[begin Information shown]
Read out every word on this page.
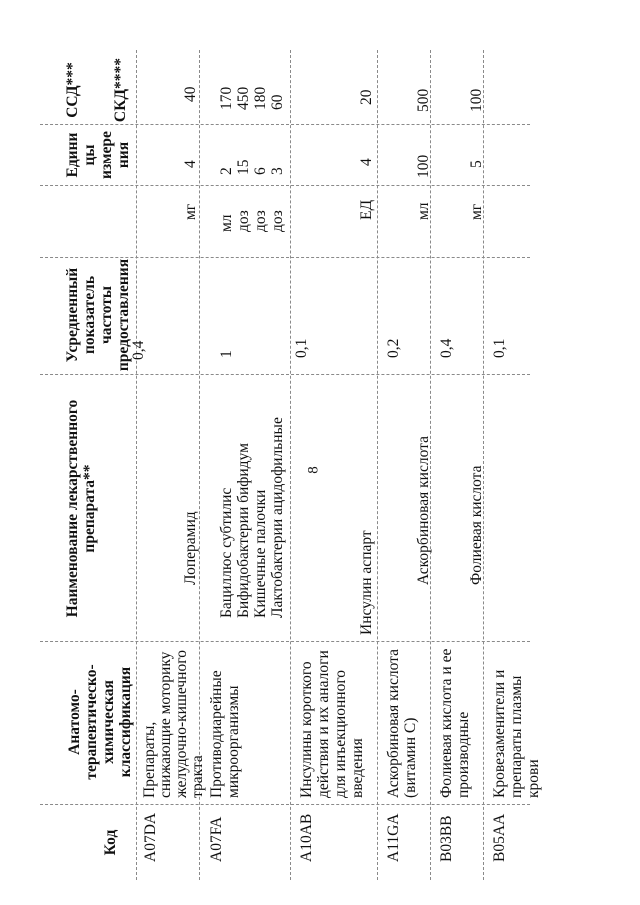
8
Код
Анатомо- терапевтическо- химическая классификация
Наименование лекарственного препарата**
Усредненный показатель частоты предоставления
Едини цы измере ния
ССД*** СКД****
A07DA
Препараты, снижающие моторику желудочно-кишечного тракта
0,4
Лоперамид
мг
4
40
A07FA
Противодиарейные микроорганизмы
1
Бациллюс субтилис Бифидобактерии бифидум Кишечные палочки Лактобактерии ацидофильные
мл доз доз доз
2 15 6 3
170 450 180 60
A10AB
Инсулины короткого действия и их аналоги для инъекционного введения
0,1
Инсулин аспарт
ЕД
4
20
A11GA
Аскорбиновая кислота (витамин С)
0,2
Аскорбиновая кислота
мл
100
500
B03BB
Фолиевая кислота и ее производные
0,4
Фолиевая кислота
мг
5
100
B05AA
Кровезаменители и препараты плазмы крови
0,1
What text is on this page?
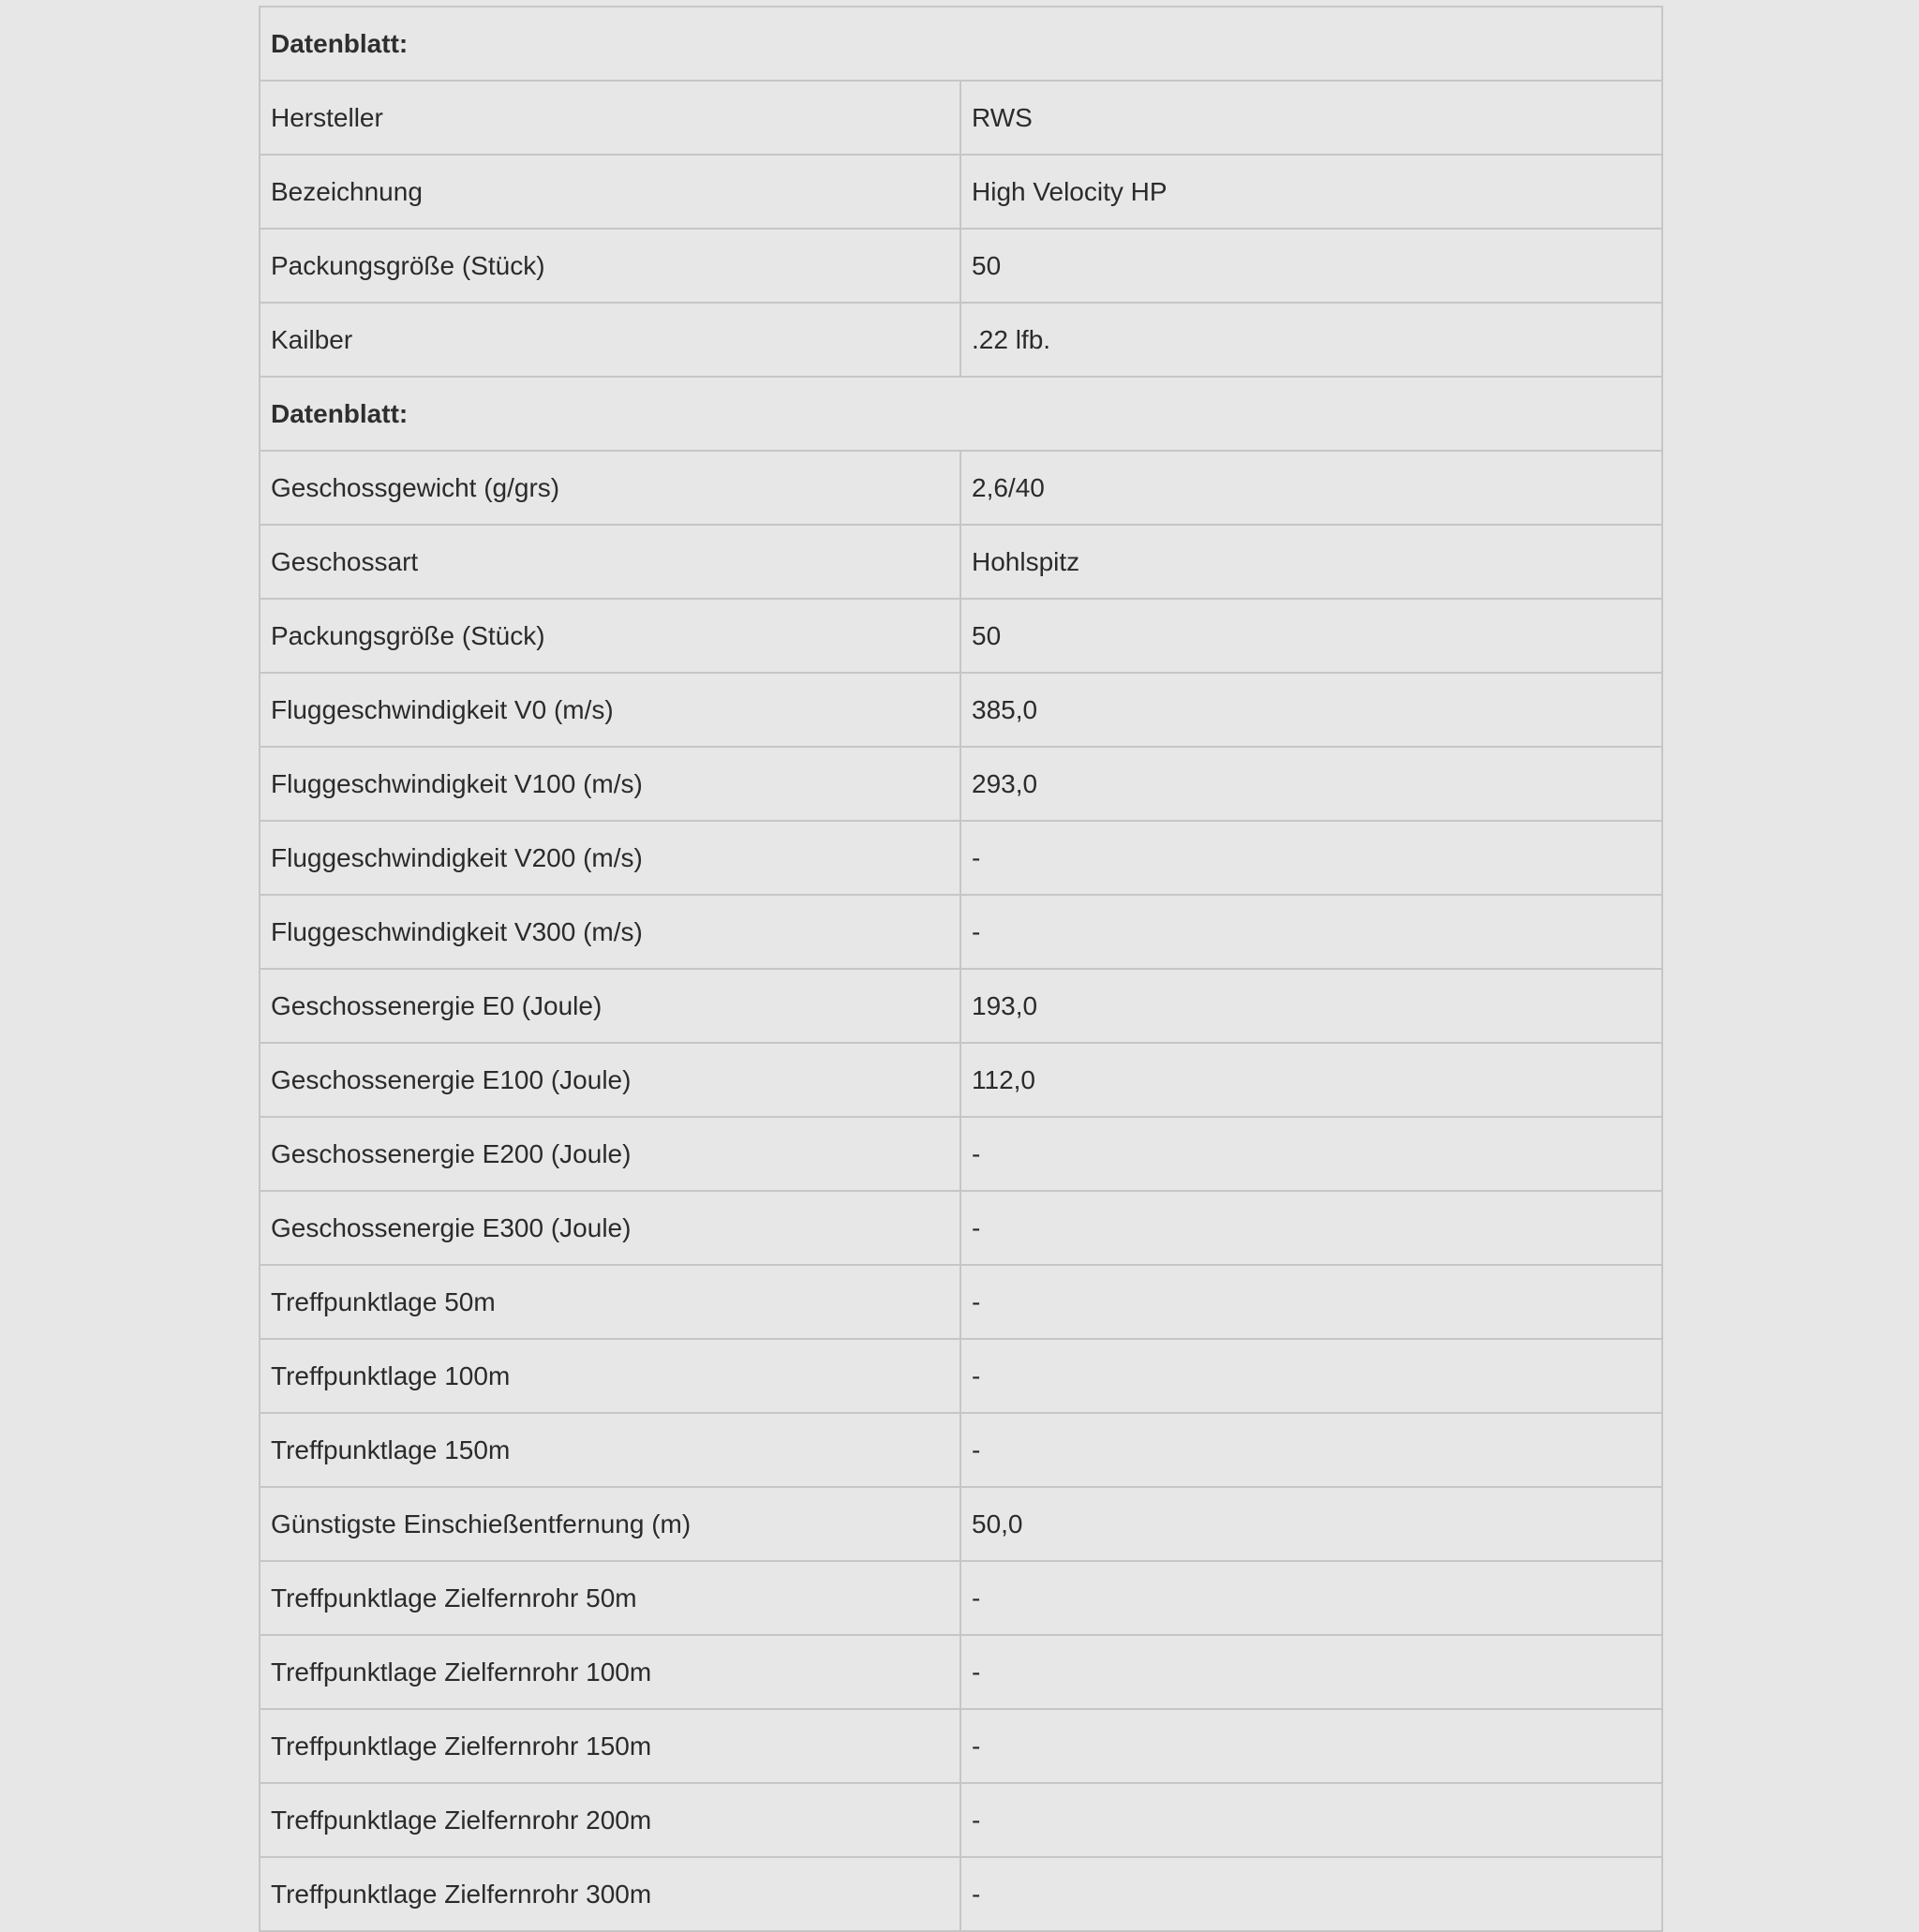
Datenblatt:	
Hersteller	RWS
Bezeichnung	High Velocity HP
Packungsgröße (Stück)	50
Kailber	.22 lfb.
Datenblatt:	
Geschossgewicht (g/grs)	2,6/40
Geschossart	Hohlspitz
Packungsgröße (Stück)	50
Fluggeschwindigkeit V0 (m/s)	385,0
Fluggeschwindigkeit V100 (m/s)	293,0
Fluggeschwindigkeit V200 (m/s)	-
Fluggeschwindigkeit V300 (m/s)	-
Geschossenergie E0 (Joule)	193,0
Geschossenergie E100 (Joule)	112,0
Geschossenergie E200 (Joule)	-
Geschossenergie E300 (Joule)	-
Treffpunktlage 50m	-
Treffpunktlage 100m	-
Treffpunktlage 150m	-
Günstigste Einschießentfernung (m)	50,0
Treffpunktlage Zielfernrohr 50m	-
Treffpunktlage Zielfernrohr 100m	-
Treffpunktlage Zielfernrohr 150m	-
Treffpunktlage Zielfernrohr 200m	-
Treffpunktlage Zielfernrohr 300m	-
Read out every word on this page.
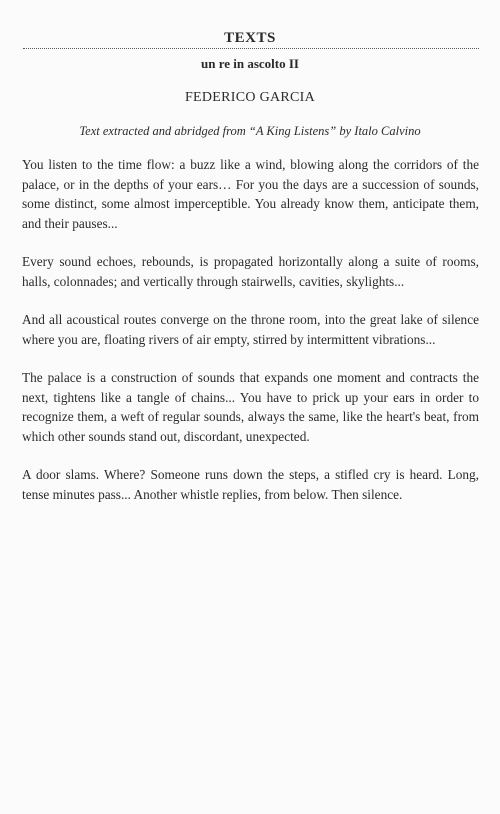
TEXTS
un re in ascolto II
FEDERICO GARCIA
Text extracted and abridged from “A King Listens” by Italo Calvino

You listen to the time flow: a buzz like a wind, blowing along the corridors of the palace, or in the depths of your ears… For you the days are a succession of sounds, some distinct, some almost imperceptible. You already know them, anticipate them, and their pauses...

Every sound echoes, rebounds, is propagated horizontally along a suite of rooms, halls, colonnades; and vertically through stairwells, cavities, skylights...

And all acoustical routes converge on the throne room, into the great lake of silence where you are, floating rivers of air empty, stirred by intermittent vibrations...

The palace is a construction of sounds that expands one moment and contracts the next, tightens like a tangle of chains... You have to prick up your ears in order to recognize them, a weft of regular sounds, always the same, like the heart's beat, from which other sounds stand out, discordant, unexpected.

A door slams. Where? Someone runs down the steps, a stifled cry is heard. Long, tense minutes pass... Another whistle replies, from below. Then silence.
[end Information shown]
▶ [Your objective]
All of the data above should be quoted exactly, except for the pictures.

▶ [Correct result]
Read out every word on this page.
8
Код
Анатомо- терапевтическо- химическая классификация
Наименование лекарственного препарата**
Усредненный показатель частоты предоставления
Едини цы измере ния
ССД*** СКД****
A07DA
Препараты, снижающие моторику желудочно-кишечного тракта
0,4
Лоперамид
мг
4
40
A07FA
Противодиарейные микроорганизмы
1
Бациллюс субтилис Бифидобактерии бифидум Кишечные палочки Лактобактерии ацидофильные
мл доз доз доз
2 15 6 3
170 450 180 60
A10AB
Инсулины короткого действия и их аналоги для инъекционного введения
0,1
Инсулин аспарт
ЕД
4
20
A11GA
Аскорбиновая кислота (витамин С)
0,2
Аскорбиновая кислота
мл
100
500
B03BB
Фолиевая кислота и ее производные
0,4
Фолиевая кислота
мг
5
100
B05AA
Кровезаменители и препараты плазмы крови
0,1
What text is on this page?
Datenblatt:	
Hersteller	RWS
Bezeichnung	High Velocity HP
Packungsgröße (Stück)	50
Kailber	.22 lfb.
Datenblatt:	
Geschossgewicht (g/grs)	2,6/40
Geschossart	Hohlspitz
Packungsgröße (Stück)	50
Fluggeschwindigkeit V0 (m/s)	385,0
Fluggeschwindigkeit V100 (m/s)	293,0
Fluggeschwindigkeit V200 (m/s)	-
Fluggeschwindigkeit V300 (m/s)	-
Geschossenergie E0 (Joule)	193,0
Geschossenergie E100 (Joule)	112,0
Geschossenergie E200 (Joule)	-
Geschossenergie E300 (Joule)	-
Treffpunktlage 50m	-
Treffpunktlage 100m	-
Treffpunktlage 150m	-
Günstigste Einschießentfernung (m)	50,0
Treffpunktlage Zielfernrohr 50m	-
Treffpunktlage Zielfernrohr 100m	-
Treffpunktlage Zielfernrohr 150m	-
Treffpunktlage Zielfernrohr 200m	-
Treffpunktlage Zielfernrohr 300m	-
Read out every word on this page.
TEXTS
un re in ascolto II
FEDERICO GARCIA
Text extracted and abridged from “A King Listens” by Italo Calvino

You listen to the time flow: a buzz like a wind, blowing along the corridors of the palace, or in the depths of your ears… For you the days are a succession of sounds, some distinct, some almost imperceptible. You already know them, anticipate them, and their pauses...

Every sound echoes, rebounds, is propagated horizontally along a suite of rooms, halls, colonnades; and vertically through stairwells, cavities, skylights...

And all acoustical routes converge on the throne room, into the great lake of silence where you are, floating rivers of air empty, stirred by intermittent vibrations...

The palace is a construction of sounds that expands one moment and contracts the next, tightens like a tangle of chains... You have to prick up your ears in order to recognize them, a weft of regular sounds, always the same, like the heart's beat, from which other sounds stand out, discordant, unexpected.

A door slams. Where? Someone runs down the steps, a stifled cry is heard. Long, tense minutes pass... Another whistle replies, from below. Then silence.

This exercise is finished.